>> Begin DATASET RECORDS

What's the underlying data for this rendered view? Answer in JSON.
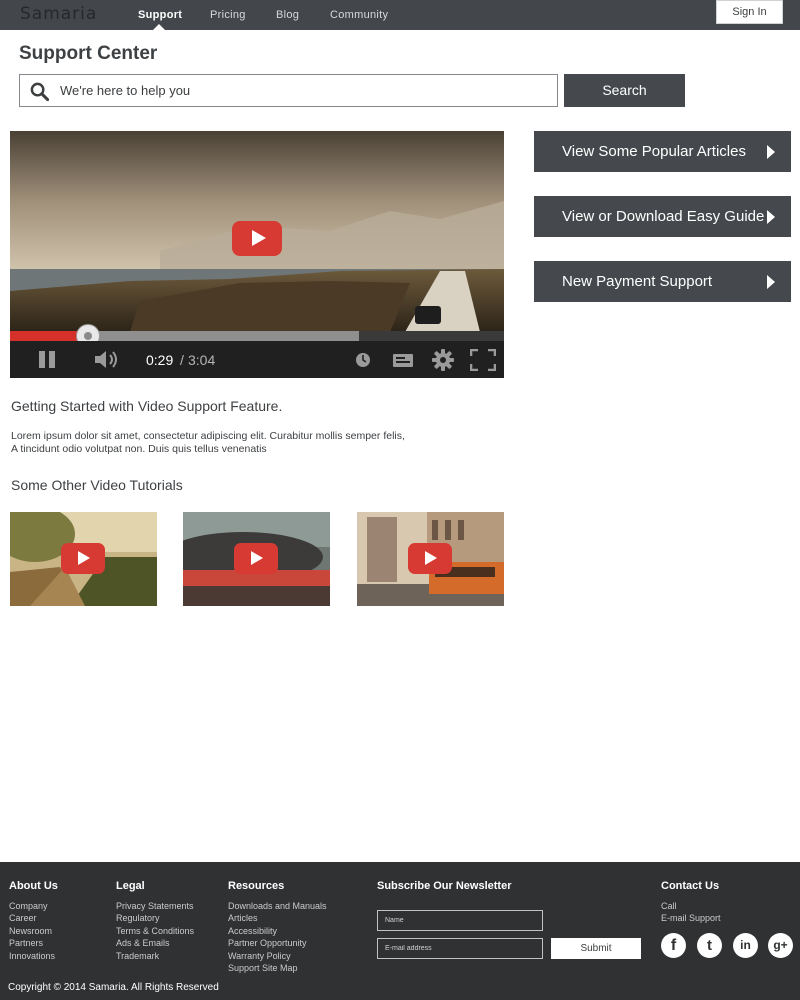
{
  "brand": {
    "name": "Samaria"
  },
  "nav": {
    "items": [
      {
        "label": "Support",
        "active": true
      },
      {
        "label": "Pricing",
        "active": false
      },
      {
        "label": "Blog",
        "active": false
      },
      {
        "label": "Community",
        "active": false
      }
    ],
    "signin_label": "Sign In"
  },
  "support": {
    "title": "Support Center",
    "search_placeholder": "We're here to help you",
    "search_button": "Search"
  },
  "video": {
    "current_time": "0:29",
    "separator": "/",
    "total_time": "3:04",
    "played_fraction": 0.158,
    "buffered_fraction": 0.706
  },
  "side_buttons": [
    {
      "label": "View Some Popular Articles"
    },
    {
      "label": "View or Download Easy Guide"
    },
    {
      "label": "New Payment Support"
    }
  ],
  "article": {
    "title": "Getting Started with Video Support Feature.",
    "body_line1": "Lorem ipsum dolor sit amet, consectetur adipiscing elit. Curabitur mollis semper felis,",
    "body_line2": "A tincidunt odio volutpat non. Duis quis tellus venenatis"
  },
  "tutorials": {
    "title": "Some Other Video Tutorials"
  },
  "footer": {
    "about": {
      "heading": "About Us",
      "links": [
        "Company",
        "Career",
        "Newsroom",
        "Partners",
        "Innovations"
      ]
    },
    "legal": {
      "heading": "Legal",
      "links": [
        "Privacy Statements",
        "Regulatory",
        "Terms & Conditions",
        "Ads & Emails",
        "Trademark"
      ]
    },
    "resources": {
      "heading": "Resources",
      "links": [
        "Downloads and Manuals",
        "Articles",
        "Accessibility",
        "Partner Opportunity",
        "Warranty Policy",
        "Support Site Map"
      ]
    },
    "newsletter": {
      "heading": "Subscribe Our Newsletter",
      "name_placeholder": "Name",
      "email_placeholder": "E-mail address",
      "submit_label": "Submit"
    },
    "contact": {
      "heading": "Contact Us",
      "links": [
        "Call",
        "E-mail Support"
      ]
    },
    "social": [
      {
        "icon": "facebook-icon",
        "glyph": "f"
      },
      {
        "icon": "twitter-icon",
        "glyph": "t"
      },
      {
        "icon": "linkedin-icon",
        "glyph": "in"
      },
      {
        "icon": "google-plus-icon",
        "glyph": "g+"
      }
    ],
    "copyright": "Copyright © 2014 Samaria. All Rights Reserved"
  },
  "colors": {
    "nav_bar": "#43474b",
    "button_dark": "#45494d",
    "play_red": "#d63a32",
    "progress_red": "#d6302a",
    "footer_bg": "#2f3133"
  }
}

>> End DATASET RECORDS
>> Begin DATASET RECORDS

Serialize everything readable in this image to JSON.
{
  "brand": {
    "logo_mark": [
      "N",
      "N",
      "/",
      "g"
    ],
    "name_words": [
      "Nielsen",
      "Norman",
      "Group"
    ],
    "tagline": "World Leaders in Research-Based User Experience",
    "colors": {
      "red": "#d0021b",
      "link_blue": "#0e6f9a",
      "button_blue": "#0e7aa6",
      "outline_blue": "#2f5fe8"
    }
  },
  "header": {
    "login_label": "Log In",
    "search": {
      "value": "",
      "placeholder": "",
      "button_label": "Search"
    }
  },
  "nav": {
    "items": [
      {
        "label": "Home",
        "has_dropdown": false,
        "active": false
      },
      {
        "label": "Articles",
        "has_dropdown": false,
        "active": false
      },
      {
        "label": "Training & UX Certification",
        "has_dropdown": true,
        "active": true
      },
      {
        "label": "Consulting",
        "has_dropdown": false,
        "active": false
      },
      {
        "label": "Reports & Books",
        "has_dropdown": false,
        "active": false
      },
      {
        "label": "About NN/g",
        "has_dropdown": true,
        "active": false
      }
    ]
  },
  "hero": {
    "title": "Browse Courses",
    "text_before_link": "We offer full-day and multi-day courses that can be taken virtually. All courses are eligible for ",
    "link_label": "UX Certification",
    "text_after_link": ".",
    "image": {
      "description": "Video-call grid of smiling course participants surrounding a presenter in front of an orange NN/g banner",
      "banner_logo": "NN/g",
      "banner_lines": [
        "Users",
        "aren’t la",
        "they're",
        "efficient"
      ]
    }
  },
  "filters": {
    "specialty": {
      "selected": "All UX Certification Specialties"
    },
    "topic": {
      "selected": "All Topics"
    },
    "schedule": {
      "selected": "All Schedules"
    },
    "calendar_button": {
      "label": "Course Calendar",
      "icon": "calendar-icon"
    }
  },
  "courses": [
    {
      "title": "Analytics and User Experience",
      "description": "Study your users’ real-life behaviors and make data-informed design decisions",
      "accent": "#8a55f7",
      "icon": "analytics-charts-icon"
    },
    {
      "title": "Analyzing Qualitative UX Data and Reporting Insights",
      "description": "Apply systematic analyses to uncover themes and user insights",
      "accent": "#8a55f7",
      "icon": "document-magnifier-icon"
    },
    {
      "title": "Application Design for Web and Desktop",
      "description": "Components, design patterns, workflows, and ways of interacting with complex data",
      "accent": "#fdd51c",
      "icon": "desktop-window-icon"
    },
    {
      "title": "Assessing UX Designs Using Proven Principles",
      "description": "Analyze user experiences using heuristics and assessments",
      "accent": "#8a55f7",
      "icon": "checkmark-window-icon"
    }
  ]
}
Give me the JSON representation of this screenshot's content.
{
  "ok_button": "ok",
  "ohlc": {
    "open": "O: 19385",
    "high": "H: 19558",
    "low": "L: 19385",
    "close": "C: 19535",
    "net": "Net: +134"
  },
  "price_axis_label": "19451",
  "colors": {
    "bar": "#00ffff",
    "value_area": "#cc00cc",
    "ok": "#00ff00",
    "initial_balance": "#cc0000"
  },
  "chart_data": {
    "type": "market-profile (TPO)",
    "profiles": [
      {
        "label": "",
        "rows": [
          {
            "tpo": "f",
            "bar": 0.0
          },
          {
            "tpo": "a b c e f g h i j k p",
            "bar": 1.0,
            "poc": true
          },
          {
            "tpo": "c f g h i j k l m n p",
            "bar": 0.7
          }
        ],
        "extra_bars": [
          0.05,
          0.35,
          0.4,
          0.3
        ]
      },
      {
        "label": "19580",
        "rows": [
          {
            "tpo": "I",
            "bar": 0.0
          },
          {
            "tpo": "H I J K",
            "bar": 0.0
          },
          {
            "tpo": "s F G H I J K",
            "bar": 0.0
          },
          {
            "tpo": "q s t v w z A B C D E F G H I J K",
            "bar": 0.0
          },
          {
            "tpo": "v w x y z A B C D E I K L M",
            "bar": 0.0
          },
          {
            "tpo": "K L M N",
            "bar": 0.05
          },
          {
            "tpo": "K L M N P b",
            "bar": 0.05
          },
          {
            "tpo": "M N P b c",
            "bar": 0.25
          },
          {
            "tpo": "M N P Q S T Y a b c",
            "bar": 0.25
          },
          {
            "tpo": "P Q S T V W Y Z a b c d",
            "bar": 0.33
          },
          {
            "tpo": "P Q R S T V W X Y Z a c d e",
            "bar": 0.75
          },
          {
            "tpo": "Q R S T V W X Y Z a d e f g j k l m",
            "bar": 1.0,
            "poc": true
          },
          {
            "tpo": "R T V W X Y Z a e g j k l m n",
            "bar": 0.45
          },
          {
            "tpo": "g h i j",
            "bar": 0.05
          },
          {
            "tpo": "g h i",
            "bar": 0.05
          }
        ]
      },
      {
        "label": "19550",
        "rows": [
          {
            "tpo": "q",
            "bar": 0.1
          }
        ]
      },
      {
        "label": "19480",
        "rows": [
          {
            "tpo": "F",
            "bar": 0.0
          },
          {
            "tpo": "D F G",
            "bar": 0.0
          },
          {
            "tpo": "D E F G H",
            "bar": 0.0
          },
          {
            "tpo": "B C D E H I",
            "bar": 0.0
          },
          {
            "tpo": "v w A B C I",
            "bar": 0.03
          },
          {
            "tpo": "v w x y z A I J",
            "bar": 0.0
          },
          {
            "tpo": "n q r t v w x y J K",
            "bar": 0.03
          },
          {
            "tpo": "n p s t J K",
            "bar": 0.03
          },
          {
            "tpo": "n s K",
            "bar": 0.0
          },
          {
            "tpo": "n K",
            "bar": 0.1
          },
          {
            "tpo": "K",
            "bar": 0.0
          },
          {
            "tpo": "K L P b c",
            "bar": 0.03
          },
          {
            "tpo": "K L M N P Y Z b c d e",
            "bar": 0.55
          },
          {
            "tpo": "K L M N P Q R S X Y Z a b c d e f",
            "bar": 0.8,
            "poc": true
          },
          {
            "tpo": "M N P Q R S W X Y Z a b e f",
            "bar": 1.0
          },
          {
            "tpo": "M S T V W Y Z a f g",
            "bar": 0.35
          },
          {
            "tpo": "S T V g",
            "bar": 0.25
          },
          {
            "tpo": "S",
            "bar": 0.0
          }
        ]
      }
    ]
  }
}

>> End DATASET RECORDS

THE TASK
Find and count the lines of the data that include the string "Certification", and report that figure by itself.

THE RESULT
3